Exercise aim: Check each line below for the word "name", and copy those that have it.

Input rows:
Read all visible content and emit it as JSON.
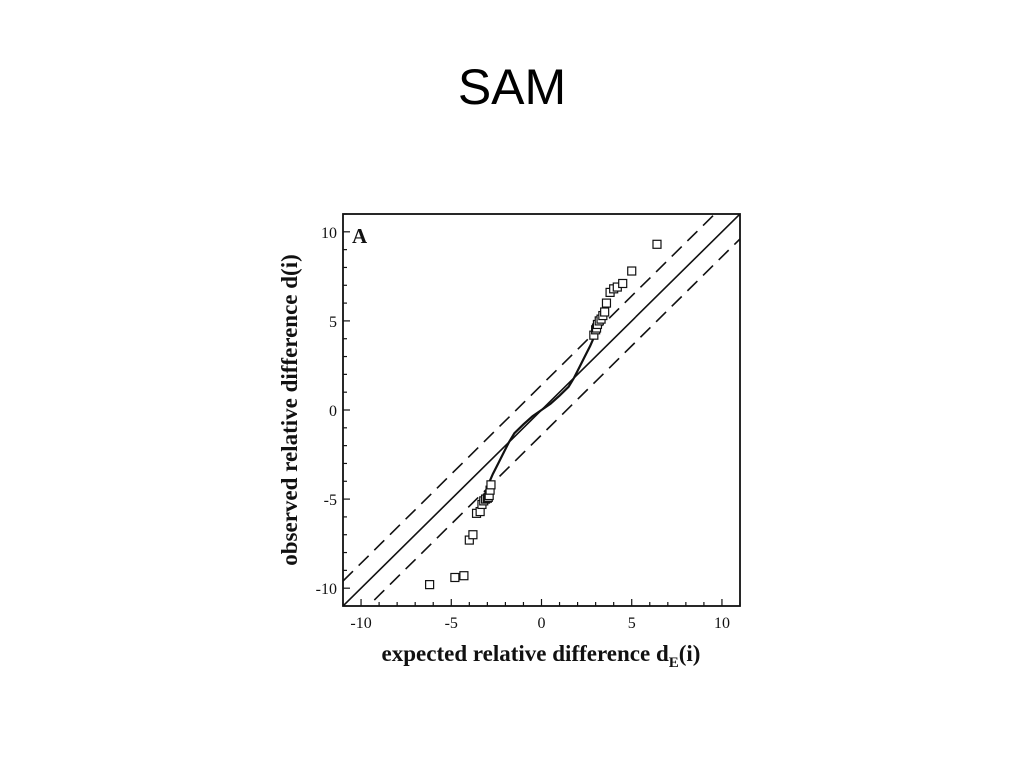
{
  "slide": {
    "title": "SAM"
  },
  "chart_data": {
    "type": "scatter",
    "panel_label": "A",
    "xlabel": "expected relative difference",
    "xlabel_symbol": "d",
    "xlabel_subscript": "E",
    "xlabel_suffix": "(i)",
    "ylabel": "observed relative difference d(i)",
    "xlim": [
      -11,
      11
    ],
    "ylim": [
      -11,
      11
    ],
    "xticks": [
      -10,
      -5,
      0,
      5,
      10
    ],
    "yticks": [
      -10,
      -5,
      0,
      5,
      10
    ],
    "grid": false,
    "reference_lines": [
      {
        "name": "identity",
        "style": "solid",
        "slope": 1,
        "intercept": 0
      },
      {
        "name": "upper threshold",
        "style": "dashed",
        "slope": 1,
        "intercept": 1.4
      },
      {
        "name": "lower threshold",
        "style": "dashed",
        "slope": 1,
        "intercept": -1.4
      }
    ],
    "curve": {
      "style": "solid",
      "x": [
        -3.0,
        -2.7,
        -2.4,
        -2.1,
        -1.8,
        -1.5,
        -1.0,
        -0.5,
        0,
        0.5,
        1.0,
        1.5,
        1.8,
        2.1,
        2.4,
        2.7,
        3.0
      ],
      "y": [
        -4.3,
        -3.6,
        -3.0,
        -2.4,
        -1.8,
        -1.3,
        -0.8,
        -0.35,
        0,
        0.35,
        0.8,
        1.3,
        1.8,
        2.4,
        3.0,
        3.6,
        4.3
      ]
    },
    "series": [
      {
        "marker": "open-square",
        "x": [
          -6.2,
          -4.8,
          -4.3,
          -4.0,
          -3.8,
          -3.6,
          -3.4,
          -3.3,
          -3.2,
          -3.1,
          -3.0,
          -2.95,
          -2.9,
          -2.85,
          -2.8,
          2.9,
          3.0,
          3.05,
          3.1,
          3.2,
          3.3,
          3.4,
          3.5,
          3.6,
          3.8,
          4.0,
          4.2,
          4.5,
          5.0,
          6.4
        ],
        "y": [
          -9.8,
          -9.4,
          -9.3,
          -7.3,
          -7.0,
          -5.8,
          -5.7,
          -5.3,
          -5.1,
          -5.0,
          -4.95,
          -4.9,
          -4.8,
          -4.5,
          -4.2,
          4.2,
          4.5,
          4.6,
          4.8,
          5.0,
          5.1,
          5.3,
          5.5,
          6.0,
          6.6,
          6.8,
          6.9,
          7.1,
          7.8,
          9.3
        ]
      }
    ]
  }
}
* * *
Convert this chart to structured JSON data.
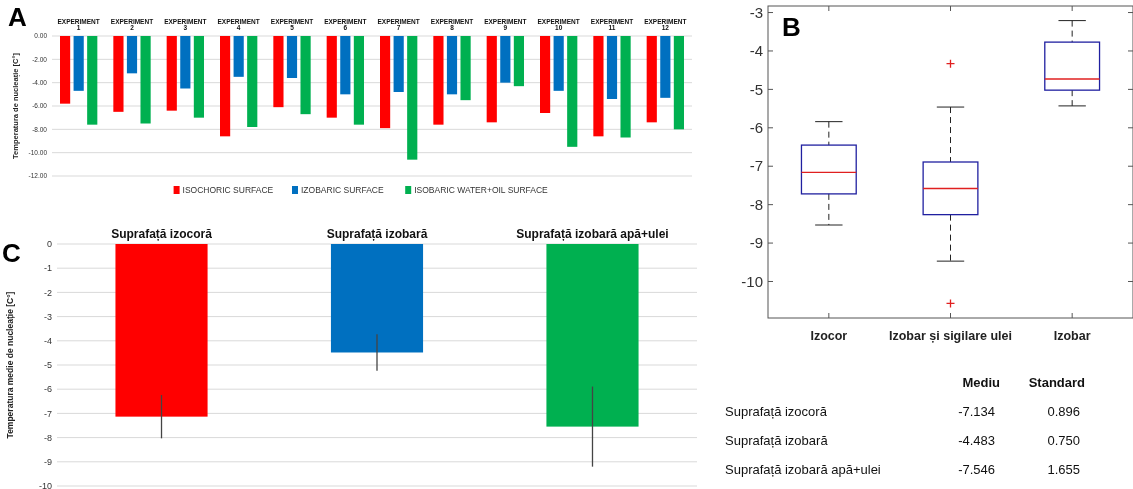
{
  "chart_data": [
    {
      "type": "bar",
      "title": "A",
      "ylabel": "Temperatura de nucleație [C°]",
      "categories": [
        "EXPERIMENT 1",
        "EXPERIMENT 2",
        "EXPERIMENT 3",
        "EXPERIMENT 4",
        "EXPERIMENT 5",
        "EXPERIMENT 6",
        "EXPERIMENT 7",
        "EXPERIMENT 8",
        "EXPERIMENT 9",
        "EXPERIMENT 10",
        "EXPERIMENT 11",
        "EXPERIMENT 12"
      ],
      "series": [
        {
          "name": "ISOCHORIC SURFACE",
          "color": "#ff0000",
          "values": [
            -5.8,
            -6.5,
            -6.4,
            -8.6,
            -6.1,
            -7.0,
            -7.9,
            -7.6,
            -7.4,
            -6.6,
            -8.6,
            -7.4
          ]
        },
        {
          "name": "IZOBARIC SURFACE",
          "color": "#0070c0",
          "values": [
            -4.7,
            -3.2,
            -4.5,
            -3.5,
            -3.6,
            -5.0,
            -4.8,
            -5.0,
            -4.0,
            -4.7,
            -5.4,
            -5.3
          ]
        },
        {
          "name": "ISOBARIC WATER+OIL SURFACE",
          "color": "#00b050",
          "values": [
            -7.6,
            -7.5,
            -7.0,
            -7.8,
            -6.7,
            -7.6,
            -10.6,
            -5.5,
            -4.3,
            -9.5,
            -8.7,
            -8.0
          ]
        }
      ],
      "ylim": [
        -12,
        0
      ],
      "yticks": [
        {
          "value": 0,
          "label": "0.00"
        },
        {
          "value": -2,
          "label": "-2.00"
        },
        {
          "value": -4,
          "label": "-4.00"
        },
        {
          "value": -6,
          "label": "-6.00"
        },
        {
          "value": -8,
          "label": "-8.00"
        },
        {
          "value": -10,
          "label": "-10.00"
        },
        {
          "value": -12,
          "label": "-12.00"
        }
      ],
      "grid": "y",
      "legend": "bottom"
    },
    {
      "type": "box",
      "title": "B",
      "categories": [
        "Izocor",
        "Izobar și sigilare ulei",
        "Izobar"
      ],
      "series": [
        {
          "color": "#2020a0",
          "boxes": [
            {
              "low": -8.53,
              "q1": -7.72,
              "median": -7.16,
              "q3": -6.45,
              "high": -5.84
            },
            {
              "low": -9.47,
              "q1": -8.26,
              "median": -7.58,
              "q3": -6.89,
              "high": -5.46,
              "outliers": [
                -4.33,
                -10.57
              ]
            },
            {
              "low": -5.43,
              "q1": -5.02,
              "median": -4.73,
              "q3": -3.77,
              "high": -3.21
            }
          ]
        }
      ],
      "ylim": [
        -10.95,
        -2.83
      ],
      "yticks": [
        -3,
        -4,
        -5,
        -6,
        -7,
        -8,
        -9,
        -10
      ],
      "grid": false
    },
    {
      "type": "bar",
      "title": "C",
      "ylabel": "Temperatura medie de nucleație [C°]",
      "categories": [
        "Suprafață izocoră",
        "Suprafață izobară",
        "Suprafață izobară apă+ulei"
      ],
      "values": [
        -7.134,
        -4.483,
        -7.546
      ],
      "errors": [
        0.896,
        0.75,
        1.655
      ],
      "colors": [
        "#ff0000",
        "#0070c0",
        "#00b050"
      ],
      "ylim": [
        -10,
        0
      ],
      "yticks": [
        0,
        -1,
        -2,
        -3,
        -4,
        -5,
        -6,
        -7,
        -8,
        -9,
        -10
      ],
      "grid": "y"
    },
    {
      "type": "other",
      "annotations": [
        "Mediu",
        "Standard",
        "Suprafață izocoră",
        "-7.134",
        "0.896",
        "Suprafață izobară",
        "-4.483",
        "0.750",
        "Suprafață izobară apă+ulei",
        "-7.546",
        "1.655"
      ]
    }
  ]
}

Result of this exercise:
        "name": "identity",
        "name": "upper threshold",
        "name": "lower threshold",
          "name": "ISOCHORIC SURFACE",
          "name": "IZOBARIC SURFACE",
          "name": "ISOBARIC WATER+OIL SURFACE",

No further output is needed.